#### [GOAL]
Locate each line with the string "Handle" in the listing below and copy it.

——————

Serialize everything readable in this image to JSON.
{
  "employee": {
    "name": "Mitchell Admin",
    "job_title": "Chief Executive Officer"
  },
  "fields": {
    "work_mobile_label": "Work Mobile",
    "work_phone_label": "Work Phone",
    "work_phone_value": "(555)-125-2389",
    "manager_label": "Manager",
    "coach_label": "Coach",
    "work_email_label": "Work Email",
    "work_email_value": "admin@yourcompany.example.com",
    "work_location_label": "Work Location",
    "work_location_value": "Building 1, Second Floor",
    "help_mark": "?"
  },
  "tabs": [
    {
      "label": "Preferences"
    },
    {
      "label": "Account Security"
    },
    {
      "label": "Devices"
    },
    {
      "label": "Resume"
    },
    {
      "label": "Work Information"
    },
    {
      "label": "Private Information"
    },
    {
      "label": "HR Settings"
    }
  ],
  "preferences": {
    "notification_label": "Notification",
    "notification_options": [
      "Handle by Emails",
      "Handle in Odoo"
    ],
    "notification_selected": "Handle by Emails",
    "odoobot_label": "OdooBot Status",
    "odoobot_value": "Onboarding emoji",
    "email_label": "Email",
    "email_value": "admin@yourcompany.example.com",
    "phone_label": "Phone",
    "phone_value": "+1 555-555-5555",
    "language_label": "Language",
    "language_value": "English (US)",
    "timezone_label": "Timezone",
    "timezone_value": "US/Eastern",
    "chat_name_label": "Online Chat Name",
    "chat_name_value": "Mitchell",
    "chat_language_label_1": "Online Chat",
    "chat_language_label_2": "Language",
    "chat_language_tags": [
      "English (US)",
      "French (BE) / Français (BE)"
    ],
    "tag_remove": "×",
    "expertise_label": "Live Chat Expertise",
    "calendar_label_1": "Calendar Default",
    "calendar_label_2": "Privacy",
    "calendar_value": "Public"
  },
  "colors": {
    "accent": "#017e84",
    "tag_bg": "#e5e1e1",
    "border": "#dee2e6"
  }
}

——————

#### [COMPLETED TASK]
      "Handle by Emails",
      "Handle in Odoo"
    "notification_selected": "Handle by Emails",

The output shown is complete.